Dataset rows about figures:
** START **

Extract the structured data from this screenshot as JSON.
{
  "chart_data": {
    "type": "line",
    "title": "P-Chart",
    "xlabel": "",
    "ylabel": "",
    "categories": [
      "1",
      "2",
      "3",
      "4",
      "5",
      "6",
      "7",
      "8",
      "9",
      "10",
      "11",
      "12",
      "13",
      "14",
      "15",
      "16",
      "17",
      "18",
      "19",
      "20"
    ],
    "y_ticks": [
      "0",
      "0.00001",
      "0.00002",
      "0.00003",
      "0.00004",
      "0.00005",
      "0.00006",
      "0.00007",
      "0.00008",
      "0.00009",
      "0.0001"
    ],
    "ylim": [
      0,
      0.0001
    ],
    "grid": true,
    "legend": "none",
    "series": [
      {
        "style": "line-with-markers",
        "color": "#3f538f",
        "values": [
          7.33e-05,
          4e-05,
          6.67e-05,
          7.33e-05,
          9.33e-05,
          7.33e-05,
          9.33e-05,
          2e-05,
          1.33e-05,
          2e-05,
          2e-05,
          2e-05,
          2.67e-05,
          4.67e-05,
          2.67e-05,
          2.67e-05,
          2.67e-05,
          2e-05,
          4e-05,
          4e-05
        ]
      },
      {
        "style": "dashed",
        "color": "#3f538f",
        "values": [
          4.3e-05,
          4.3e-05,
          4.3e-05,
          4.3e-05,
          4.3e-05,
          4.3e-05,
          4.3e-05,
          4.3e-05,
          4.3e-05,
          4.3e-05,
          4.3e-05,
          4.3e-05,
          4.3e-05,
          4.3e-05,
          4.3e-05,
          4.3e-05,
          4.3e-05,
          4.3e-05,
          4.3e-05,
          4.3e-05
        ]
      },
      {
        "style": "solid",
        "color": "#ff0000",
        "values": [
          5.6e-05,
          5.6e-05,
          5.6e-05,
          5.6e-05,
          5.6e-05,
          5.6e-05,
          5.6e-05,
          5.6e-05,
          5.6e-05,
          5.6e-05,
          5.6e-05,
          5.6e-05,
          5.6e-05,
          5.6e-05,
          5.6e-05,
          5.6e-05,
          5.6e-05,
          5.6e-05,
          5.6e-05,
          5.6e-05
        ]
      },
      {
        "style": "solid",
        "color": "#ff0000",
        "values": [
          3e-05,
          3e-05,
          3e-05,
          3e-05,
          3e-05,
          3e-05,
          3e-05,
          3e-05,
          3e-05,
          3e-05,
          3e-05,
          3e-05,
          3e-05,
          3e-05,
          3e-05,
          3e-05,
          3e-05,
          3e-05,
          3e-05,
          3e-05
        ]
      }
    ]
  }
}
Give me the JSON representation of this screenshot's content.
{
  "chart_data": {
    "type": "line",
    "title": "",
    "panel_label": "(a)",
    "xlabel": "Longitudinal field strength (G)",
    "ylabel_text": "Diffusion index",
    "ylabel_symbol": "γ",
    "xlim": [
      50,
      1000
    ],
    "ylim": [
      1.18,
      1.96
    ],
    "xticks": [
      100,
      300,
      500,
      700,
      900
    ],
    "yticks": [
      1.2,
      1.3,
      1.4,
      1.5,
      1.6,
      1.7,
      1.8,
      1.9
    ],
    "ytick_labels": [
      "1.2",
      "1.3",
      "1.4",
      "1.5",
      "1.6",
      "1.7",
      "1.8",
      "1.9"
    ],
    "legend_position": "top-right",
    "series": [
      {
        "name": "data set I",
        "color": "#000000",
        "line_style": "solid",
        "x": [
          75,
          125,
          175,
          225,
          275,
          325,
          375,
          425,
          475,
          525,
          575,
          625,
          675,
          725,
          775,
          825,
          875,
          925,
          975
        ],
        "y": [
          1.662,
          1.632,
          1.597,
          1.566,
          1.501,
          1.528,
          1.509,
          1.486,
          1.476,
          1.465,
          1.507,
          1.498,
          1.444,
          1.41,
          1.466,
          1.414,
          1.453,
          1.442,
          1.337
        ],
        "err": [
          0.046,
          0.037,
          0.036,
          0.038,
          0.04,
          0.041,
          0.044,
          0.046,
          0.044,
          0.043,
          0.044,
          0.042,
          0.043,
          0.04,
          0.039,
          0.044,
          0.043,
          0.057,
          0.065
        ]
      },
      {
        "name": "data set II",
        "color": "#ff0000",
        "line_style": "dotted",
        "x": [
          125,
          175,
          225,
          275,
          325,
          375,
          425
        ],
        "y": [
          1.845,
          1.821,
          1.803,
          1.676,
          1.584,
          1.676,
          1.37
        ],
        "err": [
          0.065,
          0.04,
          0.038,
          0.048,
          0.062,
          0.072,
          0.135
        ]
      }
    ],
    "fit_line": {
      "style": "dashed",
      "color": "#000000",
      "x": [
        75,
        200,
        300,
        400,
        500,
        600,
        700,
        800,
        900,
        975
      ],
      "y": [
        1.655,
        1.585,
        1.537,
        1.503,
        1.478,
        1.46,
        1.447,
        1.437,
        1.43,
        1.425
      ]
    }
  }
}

** END **

--- SET TASK ---
Give back all the records exactly as they stand.

--- REPLY ---
Extract the structured data from this screenshot as JSON.
{
  "chart_data": {
    "type": "line",
    "title": "P-Chart",
    "xlabel": "",
    "ylabel": "",
    "categories": [
      "1",
      "2",
      "3",
      "4",
      "5",
      "6",
      "7",
      "8",
      "9",
      "10",
      "11",
      "12",
      "13",
      "14",
      "15",
      "16",
      "17",
      "18",
      "19",
      "20"
    ],
    "y_ticks": [
      "0",
      "0.00001",
      "0.00002",
      "0.00003",
      "0.00004",
      "0.00005",
      "0.00006",
      "0.00007",
      "0.00008",
      "0.00009",
      "0.0001"
    ],
    "ylim": [
      0,
      0.0001
    ],
    "grid": true,
    "legend": "none",
    "series": [
      {
        "style": "line-with-markers",
        "color": "#3f538f",
        "values": [
          7.33e-05,
          4e-05,
          6.67e-05,
          7.33e-05,
          9.33e-05,
          7.33e-05,
          9.33e-05,
          2e-05,
          1.33e-05,
          2e-05,
          2e-05,
          2e-05,
          2.67e-05,
          4.67e-05,
          2.67e-05,
          2.67e-05,
          2.67e-05,
          2e-05,
          4e-05,
          4e-05
        ]
      },
      {
        "style": "dashed",
        "color": "#3f538f",
        "values": [
          4.3e-05,
          4.3e-05,
          4.3e-05,
          4.3e-05,
          4.3e-05,
          4.3e-05,
          4.3e-05,
          4.3e-05,
          4.3e-05,
          4.3e-05,
          4.3e-05,
          4.3e-05,
          4.3e-05,
          4.3e-05,
          4.3e-05,
          4.3e-05,
          4.3e-05,
          4.3e-05,
          4.3e-05,
          4.3e-05
        ]
      },
      {
        "style": "solid",
        "color": "#ff0000",
        "values": [
          5.6e-05,
          5.6e-05,
          5.6e-05,
          5.6e-05,
          5.6e-05,
          5.6e-05,
          5.6e-05,
          5.6e-05,
          5.6e-05,
          5.6e-05,
          5.6e-05,
          5.6e-05,
          5.6e-05,
          5.6e-05,
          5.6e-05,
          5.6e-05,
          5.6e-05,
          5.6e-05,
          5.6e-05,
          5.6e-05
        ]
      },
      {
        "style": "solid",
        "color": "#ff0000",
        "values": [
          3e-05,
          3e-05,
          3e-05,
          3e-05,
          3e-05,
          3e-05,
          3e-05,
          3e-05,
          3e-05,
          3e-05,
          3e-05,
          3e-05,
          3e-05,
          3e-05,
          3e-05,
          3e-05,
          3e-05,
          3e-05,
          3e-05,
          3e-05
        ]
      }
    ]
  }
}
Give me the JSON representation of this screenshot's content.
{
  "chart_data": {
    "type": "line",
    "title": "",
    "panel_label": "(a)",
    "xlabel": "Longitudinal field strength (G)",
    "ylabel_text": "Diffusion index",
    "ylabel_symbol": "γ",
    "xlim": [
      50,
      1000
    ],
    "ylim": [
      1.18,
      1.96
    ],
    "xticks": [
      100,
      300,
      500,
      700,
      900
    ],
    "yticks": [
      1.2,
      1.3,
      1.4,
      1.5,
      1.6,
      1.7,
      1.8,
      1.9
    ],
    "ytick_labels": [
      "1.2",
      "1.3",
      "1.4",
      "1.5",
      "1.6",
      "1.7",
      "1.8",
      "1.9"
    ],
    "legend_position": "top-right",
    "series": [
      {
        "name": "data set I",
        "color": "#000000",
        "line_style": "solid",
        "x": [
          75,
          125,
          175,
          225,
          275,
          325,
          375,
          425,
          475,
          525,
          575,
          625,
          675,
          725,
          775,
          825,
          875,
          925,
          975
        ],
        "y": [
          1.662,
          1.632,
          1.597,
          1.566,
          1.501,
          1.528,
          1.509,
          1.486,
          1.476,
          1.465,
          1.507,
          1.498,
          1.444,
          1.41,
          1.466,
          1.414,
          1.453,
          1.442,
          1.337
        ],
        "err": [
          0.046,
          0.037,
          0.036,
          0.038,
          0.04,
          0.041,
          0.044,
          0.046,
          0.044,
          0.043,
          0.044,
          0.042,
          0.043,
          0.04,
          0.039,
          0.044,
          0.043,
          0.057,
          0.065
        ]
      },
      {
        "name": "data set II",
        "color": "#ff0000",
        "line_style": "dotted",
        "x": [
          125,
          175,
          225,
          275,
          325,
          375,
          425
        ],
        "y": [
          1.845,
          1.821,
          1.803,
          1.676,
          1.584,
          1.676,
          1.37
        ],
        "err": [
          0.065,
          0.04,
          0.038,
          0.048,
          0.062,
          0.072,
          0.135
        ]
      }
    ],
    "fit_line": {
      "style": "dashed",
      "color": "#000000",
      "x": [
        75,
        200,
        300,
        400,
        500,
        600,
        700,
        800,
        900,
        975
      ],
      "y": [
        1.655,
        1.585,
        1.537,
        1.503,
        1.478,
        1.46,
        1.447,
        1.437,
        1.43,
        1.425
      ]
    }
  }
}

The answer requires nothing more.